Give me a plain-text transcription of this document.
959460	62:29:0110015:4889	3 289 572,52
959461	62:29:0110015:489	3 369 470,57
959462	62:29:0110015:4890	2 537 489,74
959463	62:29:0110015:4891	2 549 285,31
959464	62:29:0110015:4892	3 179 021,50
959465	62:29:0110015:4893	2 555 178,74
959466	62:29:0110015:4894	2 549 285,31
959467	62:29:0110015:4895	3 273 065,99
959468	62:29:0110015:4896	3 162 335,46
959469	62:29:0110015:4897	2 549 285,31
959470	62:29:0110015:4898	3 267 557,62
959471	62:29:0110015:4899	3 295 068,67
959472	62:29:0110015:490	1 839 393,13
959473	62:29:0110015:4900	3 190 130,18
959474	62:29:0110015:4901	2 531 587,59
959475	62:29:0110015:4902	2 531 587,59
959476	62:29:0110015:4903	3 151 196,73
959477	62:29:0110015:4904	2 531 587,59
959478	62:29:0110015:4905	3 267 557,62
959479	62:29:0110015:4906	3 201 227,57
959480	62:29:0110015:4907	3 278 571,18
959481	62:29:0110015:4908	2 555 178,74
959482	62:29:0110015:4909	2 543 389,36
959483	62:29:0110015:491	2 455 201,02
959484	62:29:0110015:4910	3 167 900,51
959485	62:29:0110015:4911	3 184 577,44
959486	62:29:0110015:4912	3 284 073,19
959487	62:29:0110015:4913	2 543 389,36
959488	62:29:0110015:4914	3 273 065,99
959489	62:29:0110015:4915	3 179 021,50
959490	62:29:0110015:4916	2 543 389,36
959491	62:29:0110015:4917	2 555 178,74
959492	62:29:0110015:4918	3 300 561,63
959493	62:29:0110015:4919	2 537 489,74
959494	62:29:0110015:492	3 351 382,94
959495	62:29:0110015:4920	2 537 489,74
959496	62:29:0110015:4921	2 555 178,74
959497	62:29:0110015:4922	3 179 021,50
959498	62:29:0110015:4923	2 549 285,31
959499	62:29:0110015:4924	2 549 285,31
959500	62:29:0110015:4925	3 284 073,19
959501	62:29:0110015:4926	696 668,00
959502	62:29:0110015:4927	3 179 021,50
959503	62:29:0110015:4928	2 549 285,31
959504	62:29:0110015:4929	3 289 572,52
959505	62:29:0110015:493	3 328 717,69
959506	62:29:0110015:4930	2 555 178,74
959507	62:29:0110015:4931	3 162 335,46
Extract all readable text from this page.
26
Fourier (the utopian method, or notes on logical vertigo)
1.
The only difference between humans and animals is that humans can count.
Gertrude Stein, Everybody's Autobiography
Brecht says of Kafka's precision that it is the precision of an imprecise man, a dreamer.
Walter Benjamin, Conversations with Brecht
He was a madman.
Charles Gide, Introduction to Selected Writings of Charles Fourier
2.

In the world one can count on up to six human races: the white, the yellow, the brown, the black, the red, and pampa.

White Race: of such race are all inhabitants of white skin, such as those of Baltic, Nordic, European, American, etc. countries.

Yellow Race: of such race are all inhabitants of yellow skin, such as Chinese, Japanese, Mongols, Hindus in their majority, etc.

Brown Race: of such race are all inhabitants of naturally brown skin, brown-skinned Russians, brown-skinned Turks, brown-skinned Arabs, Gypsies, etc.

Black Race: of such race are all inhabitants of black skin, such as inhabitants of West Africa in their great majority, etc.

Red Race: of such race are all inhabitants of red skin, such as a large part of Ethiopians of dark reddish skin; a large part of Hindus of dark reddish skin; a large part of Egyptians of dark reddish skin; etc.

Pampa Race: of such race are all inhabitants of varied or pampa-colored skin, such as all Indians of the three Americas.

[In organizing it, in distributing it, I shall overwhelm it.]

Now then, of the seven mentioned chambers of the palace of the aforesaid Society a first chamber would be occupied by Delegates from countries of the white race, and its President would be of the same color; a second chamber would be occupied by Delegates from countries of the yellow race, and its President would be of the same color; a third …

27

━━━━━━━━━━━━━━━━

> _REQUIRED TASK_: Return every line of the material exactly.

> _ANSWER FOR THE TASK_:
Give me a plain-text transcription of this document.
959460	62:29:0110015:4889	3 289 572,52
959461	62:29:0110015:489	3 369 470,57
959462	62:29:0110015:4890	2 537 489,74
959463	62:29:0110015:4891	2 549 285,31
959464	62:29:0110015:4892	3 179 021,50
959465	62:29:0110015:4893	2 555 178,74
959466	62:29:0110015:4894	2 549 285,31
959467	62:29:0110015:4895	3 273 065,99
959468	62:29:0110015:4896	3 162 335,46
959469	62:29:0110015:4897	2 549 285,31
959470	62:29:0110015:4898	3 267 557,62
959471	62:29:0110015:4899	3 295 068,67
959472	62:29:0110015:490	1 839 393,13
959473	62:29:0110015:4900	3 190 130,18
959474	62:29:0110015:4901	2 531 587,59
959475	62:29:0110015:4902	2 531 587,59
959476	62:29:0110015:4903	3 151 196,73
959477	62:29:0110015:4904	2 531 587,59
959478	62:29:0110015:4905	3 267 557,62
959479	62:29:0110015:4906	3 201 227,57
959480	62:29:0110015:4907	3 278 571,18
959481	62:29:0110015:4908	2 555 178,74
959482	62:29:0110015:4909	2 543 389,36
959483	62:29:0110015:491	2 455 201,02
959484	62:29:0110015:4910	3 167 900,51
959485	62:29:0110015:4911	3 184 577,44
959486	62:29:0110015:4912	3 284 073,19
959487	62:29:0110015:4913	2 543 389,36
959488	62:29:0110015:4914	3 273 065,99
959489	62:29:0110015:4915	3 179 021,50
959490	62:29:0110015:4916	2 543 389,36
959491	62:29:0110015:4917	2 555 178,74
959492	62:29:0110015:4918	3 300 561,63
959493	62:29:0110015:4919	2 537 489,74
959494	62:29:0110015:492	3 351 382,94
959495	62:29:0110015:4920	2 537 489,74
959496	62:29:0110015:4921	2 555 178,74
959497	62:29:0110015:4922	3 179 021,50
959498	62:29:0110015:4923	2 549 285,31
959499	62:29:0110015:4924	2 549 285,31
959500	62:29:0110015:4925	3 284 073,19
959501	62:29:0110015:4926	696 668,00
959502	62:29:0110015:4927	3 179 021,50
959503	62:29:0110015:4928	2 549 285,31
959504	62:29:0110015:4929	3 289 572,52
959505	62:29:0110015:493	3 328 717,69
959506	62:29:0110015:4930	2 555 178,74
959507	62:29:0110015:4931	3 162 335,46
Extract all readable text from this page.
26
Fourier (the utopian method, or notes on logical vertigo)
1.
The only difference between humans and animals is that humans can count.
Gertrude Stein, Everybody's Autobiography
Brecht says of Kafka's precision that it is the precision of an imprecise man, a dreamer.
Walter Benjamin, Conversations with Brecht
He was a madman.
Charles Gide, Introduction to Selected Writings of Charles Fourier
2.

In the world one can count on up to six human races: the white, the yellow, the brown, the black, the red, and pampa.

White Race: of such race are all inhabitants of white skin, such as those of Baltic, Nordic, European, American, etc. countries.

Yellow Race: of such race are all inhabitants of yellow skin, such as Chinese, Japanese, Mongols, Hindus in their majority, etc.

Brown Race: of such race are all inhabitants of naturally brown skin, brown-skinned Russians, brown-skinned Turks, brown-skinned Arabs, Gypsies, etc.

Black Race: of such race are all inhabitants of black skin, such as inhabitants of West Africa in their great majority, etc.

Red Race: of such race are all inhabitants of red skin, such as a large part of Ethiopians of dark reddish skin; a large part of Hindus of dark reddish skin; a large part of Egyptians of dark reddish skin; etc.

Pampa Race: of such race are all inhabitants of varied or pampa-colored skin, such as all Indians of the three Americas.

[In organizing it, in distributing it, I shall overwhelm it.]

Now then, of the seven mentioned chambers of the palace of the aforesaid Society a first chamber would be occupied by Delegates from countries of the white race, and its President would be of the same color; a second chamber would be occupied by Delegates from countries of the yellow race, and its President would be of the same color; a third …

27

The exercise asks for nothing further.